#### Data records
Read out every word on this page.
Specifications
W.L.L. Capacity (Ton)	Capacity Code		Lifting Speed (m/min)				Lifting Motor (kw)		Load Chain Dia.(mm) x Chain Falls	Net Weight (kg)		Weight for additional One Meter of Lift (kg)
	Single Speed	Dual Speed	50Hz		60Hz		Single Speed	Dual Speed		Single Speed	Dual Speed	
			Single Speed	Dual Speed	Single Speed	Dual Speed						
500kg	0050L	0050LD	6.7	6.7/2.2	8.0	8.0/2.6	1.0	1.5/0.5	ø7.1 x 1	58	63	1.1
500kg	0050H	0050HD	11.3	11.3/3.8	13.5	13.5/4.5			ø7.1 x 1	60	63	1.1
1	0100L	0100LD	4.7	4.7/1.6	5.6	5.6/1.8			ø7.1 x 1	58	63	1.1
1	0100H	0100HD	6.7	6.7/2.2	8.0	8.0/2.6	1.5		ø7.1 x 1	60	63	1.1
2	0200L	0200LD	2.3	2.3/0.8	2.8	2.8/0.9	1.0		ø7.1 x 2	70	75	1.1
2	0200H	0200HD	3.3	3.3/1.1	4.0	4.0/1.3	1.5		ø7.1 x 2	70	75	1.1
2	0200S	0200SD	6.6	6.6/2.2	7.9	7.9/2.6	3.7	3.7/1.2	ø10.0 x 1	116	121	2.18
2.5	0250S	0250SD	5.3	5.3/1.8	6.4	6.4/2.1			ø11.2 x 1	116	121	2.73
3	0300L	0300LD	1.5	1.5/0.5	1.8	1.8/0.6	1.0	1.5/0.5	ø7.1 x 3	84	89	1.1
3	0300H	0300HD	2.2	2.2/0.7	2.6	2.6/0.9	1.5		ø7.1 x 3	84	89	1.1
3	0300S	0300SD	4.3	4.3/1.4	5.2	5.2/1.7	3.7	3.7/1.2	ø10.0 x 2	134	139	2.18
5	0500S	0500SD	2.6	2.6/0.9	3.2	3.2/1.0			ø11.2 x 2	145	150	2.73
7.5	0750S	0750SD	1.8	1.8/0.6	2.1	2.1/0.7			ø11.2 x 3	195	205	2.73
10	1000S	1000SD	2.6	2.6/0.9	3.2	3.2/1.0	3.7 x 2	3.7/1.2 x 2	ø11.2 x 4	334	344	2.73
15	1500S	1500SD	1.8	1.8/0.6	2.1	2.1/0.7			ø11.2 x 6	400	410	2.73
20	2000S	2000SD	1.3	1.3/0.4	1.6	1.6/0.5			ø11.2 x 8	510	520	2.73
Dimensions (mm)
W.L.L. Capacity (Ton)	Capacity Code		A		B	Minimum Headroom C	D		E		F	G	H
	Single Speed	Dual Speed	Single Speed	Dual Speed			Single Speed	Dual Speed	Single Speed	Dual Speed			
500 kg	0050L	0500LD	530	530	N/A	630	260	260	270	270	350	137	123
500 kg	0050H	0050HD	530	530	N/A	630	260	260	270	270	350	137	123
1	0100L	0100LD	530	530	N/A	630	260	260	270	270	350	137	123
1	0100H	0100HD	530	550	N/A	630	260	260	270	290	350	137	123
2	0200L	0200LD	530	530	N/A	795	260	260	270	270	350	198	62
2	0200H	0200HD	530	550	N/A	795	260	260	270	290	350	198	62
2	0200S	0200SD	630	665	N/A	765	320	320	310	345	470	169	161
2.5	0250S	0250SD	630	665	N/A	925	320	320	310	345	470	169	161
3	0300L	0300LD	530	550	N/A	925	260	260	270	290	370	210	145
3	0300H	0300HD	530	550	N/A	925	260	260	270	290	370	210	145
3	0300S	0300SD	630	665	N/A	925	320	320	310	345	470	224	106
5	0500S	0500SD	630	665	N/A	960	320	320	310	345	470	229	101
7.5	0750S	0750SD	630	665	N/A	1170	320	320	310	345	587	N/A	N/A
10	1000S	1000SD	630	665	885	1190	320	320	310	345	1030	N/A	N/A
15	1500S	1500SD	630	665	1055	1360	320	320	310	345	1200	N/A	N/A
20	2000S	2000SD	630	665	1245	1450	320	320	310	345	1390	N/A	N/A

#### Given instruction
Check every line of the data, and copy the ones that contain "Capacity".

#### Expected output
W.L.L. Capacity (Ton)	Capacity Code		Lifting Speed (m/min)				Lifting Motor (kw)		Load Chain Dia.(mm) x Chain Falls	Net Weight (kg)		Weight for additional One Meter of Lift (kg)
W.L.L. Capacity (Ton)	Capacity Code		A		B	Minimum Headroom C	D		E		F	G	H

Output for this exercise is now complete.